JOB >>
Check each line below for the word "Speed", and copy those that have it.

Entries taken from a collection
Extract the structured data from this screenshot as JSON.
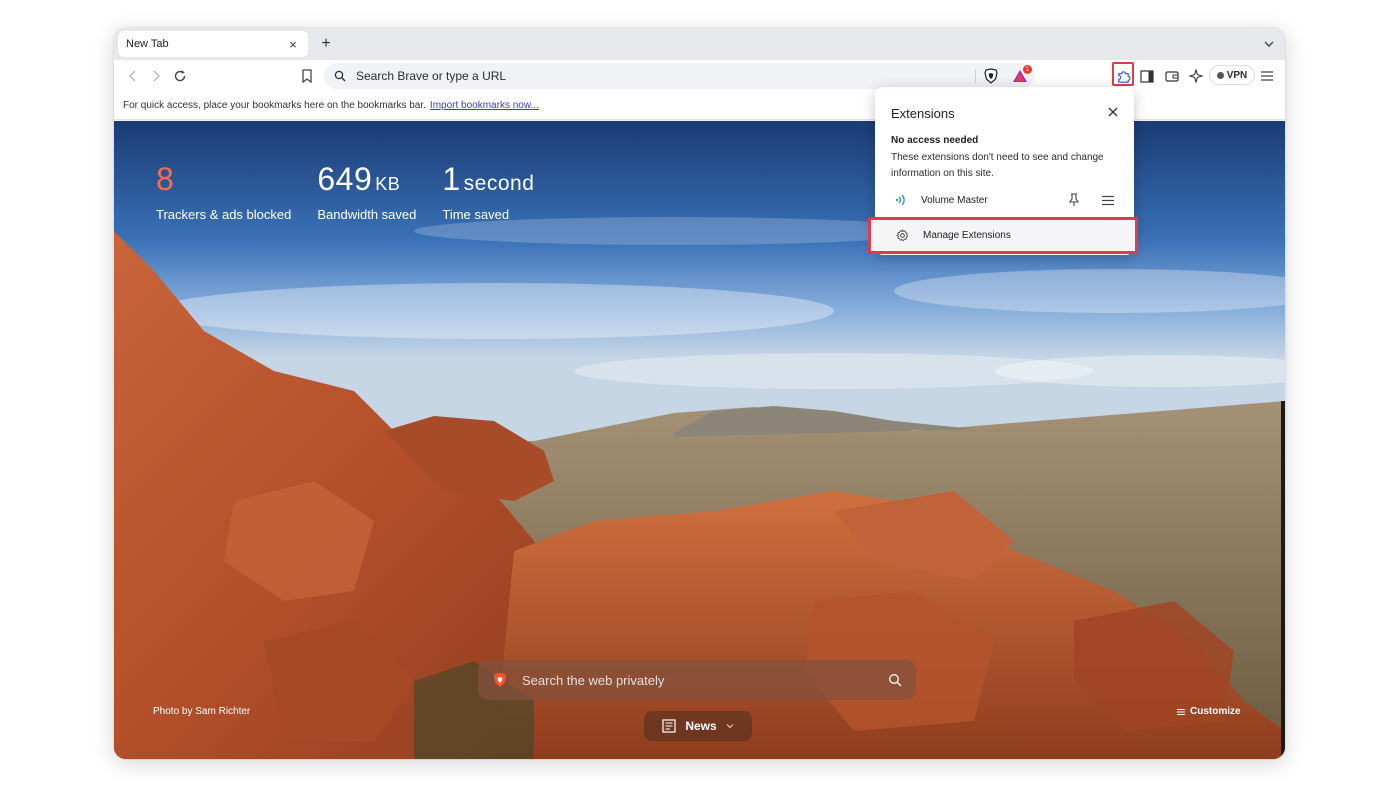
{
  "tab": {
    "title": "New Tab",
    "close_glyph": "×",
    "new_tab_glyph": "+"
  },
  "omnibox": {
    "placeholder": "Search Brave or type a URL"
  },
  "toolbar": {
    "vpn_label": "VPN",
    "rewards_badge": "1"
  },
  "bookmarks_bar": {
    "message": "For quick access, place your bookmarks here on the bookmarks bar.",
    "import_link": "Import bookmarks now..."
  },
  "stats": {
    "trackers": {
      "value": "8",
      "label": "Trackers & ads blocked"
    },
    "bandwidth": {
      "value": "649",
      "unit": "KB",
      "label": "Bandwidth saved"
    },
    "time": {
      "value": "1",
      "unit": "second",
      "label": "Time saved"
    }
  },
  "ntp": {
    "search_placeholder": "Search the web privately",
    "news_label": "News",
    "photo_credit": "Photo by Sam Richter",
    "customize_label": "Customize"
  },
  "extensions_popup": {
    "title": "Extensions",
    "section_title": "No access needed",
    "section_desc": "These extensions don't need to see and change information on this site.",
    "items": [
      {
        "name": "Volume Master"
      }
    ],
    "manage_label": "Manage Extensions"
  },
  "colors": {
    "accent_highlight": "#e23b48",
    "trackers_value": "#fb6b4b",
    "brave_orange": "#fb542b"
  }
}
--
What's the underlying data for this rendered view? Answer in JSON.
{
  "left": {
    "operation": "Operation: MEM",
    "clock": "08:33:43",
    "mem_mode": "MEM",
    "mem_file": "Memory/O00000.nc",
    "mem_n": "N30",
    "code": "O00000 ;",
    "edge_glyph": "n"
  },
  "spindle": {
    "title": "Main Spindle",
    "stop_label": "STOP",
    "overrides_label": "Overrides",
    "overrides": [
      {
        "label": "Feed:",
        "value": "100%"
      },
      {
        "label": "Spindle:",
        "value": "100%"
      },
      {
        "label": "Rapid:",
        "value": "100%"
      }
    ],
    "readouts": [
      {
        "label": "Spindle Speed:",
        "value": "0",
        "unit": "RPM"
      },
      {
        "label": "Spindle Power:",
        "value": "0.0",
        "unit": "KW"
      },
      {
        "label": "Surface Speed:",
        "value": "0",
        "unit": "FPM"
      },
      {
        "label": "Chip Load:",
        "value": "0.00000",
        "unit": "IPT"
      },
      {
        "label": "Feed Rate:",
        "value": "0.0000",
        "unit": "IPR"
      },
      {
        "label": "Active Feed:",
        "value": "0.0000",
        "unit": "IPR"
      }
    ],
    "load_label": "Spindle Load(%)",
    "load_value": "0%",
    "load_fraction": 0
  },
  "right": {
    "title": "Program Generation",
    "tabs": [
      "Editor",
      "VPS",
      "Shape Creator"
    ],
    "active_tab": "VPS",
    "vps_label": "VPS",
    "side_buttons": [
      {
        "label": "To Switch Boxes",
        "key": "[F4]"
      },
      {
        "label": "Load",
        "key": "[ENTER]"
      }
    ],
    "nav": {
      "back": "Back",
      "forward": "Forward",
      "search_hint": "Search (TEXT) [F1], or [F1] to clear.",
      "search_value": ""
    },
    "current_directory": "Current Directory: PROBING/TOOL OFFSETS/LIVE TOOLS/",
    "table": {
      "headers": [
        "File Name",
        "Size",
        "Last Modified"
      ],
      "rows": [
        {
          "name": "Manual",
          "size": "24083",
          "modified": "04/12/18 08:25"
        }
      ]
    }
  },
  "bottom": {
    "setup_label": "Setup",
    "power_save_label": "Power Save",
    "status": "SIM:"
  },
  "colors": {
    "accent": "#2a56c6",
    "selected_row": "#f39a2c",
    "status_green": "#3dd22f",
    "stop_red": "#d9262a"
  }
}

EXERCISE OUTPUT >>
        "label": "Spindle Speed:",
        "label": "Surface Speed:",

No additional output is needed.